Collected data entries
*-*-*

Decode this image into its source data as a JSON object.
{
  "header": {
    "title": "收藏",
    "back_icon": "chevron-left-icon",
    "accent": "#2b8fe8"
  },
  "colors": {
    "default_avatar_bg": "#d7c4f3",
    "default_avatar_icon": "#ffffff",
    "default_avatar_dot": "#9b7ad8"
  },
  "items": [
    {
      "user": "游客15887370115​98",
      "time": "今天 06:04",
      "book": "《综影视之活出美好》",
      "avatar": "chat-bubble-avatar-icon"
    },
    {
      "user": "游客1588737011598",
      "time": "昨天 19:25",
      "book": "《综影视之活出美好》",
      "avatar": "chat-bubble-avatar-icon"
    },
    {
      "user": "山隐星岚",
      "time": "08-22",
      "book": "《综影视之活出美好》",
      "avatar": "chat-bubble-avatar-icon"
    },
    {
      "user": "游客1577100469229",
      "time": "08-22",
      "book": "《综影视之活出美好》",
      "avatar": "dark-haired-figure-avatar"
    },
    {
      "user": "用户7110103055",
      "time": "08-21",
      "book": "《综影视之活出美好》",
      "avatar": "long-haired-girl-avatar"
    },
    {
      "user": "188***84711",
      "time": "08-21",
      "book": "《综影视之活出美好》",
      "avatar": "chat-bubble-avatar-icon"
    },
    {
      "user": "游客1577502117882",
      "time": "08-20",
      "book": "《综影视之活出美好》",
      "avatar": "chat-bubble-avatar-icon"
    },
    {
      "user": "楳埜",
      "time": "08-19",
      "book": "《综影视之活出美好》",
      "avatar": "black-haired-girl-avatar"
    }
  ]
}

*-*-*

_Direction_.
Look through the material above and pick out each line holding the word "girl".

_Answer to this task_.
      "avatar": "long-haired-girl-avatar"
      "avatar": "black-haired-girl-avatar"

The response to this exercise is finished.